-- start --

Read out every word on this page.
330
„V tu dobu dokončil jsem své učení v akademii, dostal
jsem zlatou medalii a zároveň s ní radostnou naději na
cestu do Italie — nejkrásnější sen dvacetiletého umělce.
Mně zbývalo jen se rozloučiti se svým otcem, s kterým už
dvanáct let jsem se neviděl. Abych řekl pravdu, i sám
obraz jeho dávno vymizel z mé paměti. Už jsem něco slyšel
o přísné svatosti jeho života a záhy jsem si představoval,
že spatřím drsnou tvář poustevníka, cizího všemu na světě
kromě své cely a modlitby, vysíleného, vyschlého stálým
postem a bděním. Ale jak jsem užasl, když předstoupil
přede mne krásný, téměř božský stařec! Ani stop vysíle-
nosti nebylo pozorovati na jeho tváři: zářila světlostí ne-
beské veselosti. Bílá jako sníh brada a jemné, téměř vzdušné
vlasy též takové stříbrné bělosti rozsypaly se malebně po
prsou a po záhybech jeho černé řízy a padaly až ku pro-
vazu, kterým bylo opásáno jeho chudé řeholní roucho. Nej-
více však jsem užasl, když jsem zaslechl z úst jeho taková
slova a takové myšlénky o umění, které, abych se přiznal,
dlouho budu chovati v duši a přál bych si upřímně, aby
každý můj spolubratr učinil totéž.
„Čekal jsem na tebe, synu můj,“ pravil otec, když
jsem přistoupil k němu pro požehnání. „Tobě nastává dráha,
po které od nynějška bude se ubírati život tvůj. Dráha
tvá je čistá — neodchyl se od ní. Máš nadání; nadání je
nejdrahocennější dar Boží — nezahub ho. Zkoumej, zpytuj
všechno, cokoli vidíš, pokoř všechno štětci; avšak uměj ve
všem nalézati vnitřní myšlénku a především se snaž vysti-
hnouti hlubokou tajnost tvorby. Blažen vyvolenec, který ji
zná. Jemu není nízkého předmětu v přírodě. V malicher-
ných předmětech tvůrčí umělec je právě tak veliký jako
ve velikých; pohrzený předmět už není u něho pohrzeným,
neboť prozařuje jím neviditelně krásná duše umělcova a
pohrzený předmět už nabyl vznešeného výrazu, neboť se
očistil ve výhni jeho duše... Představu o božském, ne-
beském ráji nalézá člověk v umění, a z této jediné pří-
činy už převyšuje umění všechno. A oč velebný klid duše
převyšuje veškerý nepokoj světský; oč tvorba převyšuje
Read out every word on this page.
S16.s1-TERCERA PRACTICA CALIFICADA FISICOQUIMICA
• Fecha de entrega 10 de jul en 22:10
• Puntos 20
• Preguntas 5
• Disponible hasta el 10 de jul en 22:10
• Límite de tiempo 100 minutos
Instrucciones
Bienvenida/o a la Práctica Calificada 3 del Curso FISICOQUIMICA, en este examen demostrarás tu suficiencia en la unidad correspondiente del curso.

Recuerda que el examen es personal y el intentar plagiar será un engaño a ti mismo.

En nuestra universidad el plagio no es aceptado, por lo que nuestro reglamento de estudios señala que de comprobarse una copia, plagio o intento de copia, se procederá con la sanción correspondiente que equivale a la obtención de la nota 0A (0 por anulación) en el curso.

-- end --

Instructions for the task
For the string "jako", count the lines of the entries above that include it; answer with the number only.

Answer for the task
2